═════ DATA LINES ═════

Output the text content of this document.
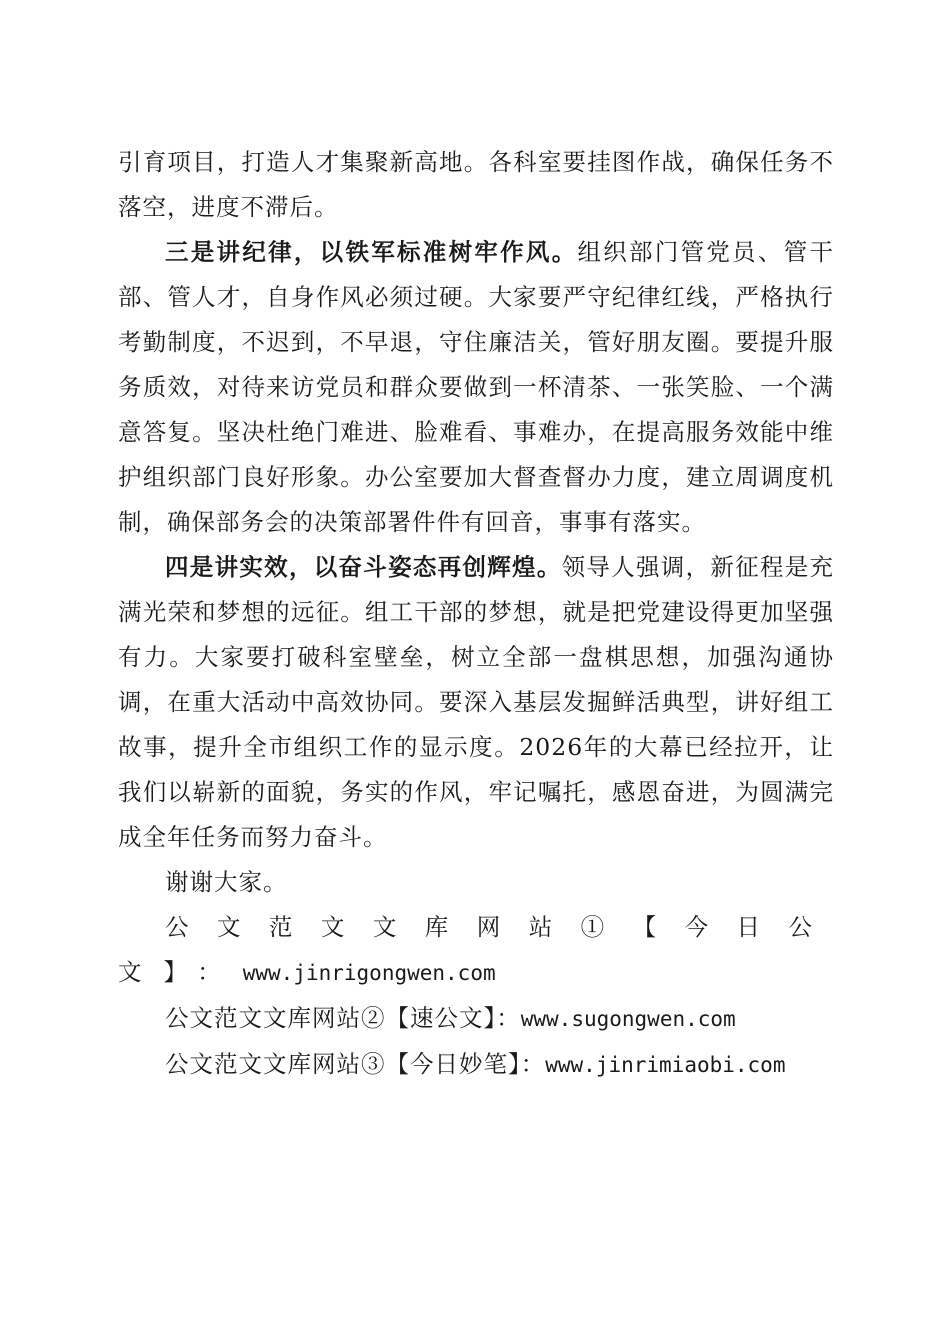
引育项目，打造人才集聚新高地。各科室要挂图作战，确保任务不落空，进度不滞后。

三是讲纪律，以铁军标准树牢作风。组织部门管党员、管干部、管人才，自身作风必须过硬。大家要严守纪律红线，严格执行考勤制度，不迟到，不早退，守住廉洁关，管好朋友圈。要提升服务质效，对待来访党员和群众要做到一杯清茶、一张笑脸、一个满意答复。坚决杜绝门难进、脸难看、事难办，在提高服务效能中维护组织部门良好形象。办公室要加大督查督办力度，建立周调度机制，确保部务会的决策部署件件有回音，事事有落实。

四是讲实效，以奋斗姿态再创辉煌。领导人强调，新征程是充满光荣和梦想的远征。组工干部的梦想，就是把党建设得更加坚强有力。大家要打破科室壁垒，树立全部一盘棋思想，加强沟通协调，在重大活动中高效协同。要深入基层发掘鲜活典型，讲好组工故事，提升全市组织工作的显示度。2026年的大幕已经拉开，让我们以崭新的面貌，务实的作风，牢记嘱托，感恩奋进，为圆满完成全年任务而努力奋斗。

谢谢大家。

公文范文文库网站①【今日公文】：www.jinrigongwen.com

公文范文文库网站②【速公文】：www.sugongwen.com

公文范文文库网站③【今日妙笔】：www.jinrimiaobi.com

═════
═════ DATA LINES ═════

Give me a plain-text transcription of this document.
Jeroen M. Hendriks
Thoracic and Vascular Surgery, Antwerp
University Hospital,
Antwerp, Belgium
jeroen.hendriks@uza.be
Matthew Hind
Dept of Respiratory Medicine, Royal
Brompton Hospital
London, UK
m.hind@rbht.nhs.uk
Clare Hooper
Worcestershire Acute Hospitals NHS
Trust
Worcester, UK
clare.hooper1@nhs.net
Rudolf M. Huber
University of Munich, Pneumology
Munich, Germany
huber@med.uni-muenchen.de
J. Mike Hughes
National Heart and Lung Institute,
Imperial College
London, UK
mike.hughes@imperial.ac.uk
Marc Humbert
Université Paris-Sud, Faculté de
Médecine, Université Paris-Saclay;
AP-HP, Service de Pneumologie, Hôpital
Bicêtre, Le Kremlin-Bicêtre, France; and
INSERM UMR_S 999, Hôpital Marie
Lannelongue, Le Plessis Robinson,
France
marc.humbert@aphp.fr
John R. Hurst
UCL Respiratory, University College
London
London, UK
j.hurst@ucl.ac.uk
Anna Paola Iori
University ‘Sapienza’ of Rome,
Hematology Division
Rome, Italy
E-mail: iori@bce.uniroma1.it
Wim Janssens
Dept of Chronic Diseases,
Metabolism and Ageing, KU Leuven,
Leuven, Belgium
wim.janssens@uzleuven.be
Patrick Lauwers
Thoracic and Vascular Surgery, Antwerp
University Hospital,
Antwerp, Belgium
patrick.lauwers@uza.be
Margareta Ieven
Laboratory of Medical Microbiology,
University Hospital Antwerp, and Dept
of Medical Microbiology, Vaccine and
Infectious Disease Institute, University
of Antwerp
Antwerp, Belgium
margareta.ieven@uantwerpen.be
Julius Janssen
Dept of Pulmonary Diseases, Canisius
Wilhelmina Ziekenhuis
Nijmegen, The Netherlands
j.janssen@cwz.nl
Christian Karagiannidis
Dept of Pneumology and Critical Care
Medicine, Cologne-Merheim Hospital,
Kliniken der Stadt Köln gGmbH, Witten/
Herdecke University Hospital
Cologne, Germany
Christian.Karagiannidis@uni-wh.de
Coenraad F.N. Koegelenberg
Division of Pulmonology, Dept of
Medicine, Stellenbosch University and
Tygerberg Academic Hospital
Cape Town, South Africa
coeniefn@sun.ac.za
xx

═════
═════ DATA LINES ═════

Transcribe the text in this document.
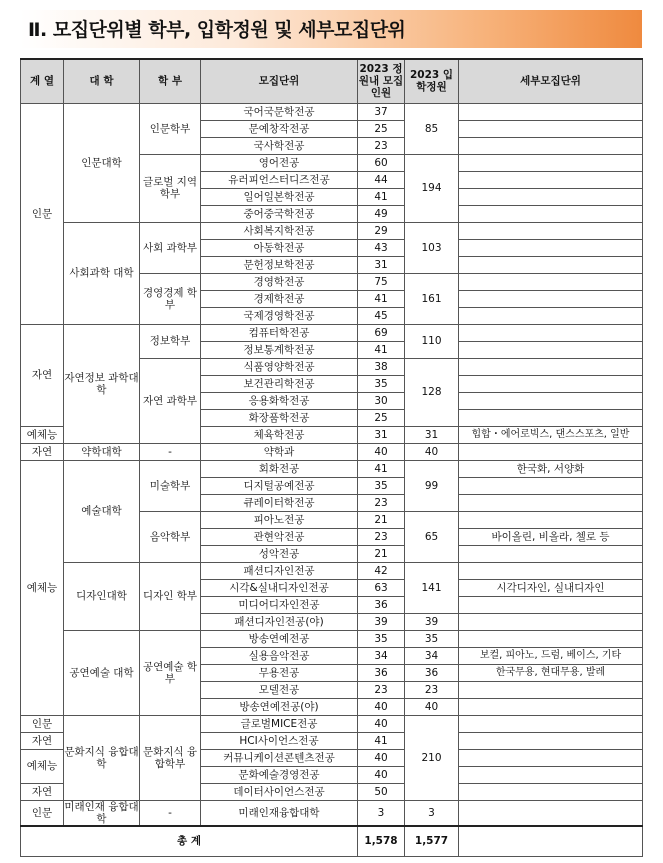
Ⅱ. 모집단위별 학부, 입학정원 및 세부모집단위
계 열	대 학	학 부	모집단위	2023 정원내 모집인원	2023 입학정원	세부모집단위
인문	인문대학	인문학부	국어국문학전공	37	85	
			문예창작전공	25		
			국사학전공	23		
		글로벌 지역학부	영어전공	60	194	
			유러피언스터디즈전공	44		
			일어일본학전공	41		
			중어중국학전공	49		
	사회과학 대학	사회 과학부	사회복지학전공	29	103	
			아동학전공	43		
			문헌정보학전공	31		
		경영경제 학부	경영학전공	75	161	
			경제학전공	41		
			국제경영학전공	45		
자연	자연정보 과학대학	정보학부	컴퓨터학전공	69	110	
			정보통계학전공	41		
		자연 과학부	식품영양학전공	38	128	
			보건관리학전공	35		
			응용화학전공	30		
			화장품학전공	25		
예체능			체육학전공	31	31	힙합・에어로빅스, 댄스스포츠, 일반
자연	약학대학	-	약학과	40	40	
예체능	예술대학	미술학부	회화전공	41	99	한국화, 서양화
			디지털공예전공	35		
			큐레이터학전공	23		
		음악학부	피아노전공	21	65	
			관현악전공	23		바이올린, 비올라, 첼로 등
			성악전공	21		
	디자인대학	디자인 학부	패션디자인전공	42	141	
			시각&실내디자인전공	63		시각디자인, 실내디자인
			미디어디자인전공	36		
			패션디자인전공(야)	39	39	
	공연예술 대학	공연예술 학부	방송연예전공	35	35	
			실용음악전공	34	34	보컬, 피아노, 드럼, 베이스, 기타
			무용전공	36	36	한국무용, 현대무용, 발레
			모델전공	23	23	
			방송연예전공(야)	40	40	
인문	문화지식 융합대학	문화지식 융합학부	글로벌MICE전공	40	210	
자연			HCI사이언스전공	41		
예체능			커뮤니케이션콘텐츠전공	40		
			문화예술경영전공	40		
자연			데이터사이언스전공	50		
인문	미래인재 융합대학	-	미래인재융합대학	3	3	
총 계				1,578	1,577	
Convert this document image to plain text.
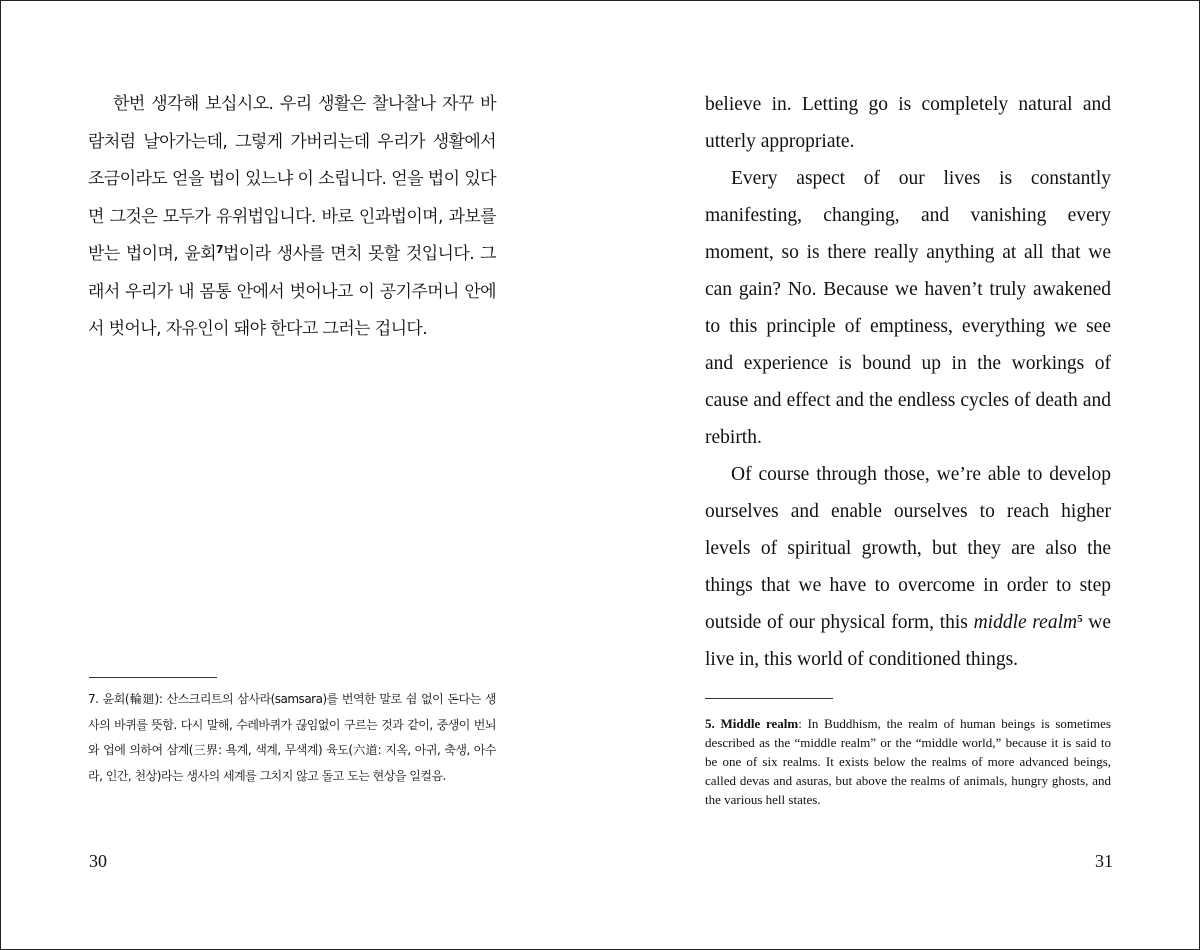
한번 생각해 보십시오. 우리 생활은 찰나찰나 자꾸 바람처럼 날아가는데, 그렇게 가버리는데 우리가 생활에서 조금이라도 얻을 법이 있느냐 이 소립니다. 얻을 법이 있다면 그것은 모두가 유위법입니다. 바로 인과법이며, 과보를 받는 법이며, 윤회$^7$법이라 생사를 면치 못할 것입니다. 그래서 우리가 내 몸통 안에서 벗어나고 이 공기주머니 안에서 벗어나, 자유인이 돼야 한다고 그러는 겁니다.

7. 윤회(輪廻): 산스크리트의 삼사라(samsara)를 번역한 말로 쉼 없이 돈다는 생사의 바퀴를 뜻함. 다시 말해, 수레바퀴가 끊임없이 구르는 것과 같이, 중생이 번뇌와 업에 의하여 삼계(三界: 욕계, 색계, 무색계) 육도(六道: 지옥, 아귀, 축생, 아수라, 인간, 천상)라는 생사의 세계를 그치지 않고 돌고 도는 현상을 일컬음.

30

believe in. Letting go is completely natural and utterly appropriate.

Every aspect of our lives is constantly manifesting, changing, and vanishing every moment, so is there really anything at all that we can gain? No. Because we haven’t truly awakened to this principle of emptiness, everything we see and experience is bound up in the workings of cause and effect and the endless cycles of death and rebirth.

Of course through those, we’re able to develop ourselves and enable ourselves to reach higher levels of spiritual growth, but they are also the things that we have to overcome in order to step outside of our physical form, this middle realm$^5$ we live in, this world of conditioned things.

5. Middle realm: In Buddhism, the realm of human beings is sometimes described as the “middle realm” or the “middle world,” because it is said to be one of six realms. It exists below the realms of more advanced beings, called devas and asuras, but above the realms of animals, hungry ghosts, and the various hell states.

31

═════

__AIM__. Copy each line of the records above that carries the word "Division".

__REPLY__.
Hematology Division
Division of Pulmonology, Dept of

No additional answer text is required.